* **Exercise description**: Starting from the line that contains "Enumerate this screenshot's", reproduce each line exactly through the end of the material, and include no other lines.

* **A block of data**:
>> Begin

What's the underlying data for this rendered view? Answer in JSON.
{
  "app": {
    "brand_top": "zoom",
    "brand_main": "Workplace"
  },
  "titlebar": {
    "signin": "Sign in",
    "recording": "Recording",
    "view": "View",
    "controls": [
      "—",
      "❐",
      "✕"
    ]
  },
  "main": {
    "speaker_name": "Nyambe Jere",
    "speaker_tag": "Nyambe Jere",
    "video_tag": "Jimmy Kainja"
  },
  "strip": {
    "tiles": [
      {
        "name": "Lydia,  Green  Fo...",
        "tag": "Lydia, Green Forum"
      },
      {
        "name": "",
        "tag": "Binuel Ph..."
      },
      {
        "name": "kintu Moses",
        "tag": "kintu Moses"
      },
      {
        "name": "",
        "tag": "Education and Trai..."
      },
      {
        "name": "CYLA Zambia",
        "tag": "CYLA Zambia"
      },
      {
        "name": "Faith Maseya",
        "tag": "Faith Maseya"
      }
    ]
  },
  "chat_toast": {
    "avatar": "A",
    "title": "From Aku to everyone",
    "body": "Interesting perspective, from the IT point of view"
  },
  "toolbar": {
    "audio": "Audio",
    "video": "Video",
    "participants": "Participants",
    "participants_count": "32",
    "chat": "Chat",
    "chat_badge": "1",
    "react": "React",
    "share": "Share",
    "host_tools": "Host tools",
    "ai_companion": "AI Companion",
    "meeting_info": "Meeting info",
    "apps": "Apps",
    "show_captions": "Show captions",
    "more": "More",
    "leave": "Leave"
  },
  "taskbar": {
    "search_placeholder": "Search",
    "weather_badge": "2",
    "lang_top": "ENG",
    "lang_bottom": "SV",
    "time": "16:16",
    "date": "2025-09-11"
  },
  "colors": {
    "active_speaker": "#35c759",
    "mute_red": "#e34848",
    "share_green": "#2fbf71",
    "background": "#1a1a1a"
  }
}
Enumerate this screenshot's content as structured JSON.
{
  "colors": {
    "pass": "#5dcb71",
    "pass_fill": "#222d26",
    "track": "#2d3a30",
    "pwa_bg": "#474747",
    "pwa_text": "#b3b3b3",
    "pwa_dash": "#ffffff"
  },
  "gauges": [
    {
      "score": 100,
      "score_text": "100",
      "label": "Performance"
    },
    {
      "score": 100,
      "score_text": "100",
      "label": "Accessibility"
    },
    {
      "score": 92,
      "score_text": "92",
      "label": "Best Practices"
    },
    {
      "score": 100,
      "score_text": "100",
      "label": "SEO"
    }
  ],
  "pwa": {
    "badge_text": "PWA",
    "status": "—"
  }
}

>> End

* **Final result**:
Enumerate this screenshot's content as structured JSON.
{
  "colors": {
    "pass": "#5dcb71",
    "pass_fill": "#222d26",
    "track": "#2d3a30",
    "pwa_bg": "#474747",
    "pwa_text": "#b3b3b3",
    "pwa_dash": "#ffffff"
  },
  "gauges": [
    {
      "score": 100,
      "score_text": "100",
      "label": "Performance"
    },
    {
      "score": 100,
      "score_text": "100",
      "label": "Accessibility"
    },
    {
      "score": 92,
      "score_text": "92",
      "label": "Best Practices"
    },
    {
      "score": 100,
      "score_text": "100",
      "label": "SEO"
    }
  ],
  "pwa": {
    "badge_text": "PWA",
    "status": "—"
  }
}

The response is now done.